> **YOUR TASK**
The records below are made of lines; count those holding the word "these" and give the number only.

> **DATA SUPPLIED**
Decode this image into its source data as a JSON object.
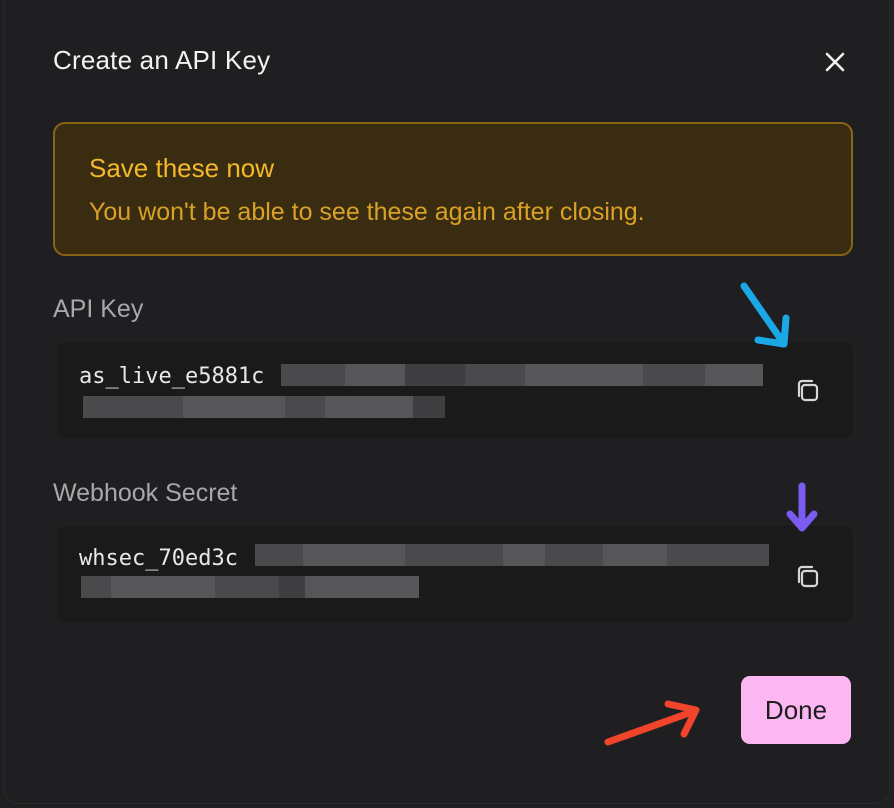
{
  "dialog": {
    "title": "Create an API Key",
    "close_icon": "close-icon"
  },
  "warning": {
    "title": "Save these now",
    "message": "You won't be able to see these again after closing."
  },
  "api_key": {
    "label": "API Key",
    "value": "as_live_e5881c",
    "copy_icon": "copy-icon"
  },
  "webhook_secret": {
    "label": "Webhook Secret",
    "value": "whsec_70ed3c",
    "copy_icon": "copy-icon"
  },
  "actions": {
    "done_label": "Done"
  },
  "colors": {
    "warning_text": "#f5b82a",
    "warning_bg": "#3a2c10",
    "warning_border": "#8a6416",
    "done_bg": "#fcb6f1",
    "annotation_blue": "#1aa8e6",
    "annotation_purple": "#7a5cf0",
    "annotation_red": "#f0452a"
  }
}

> **EXERCISE ANSWER**
2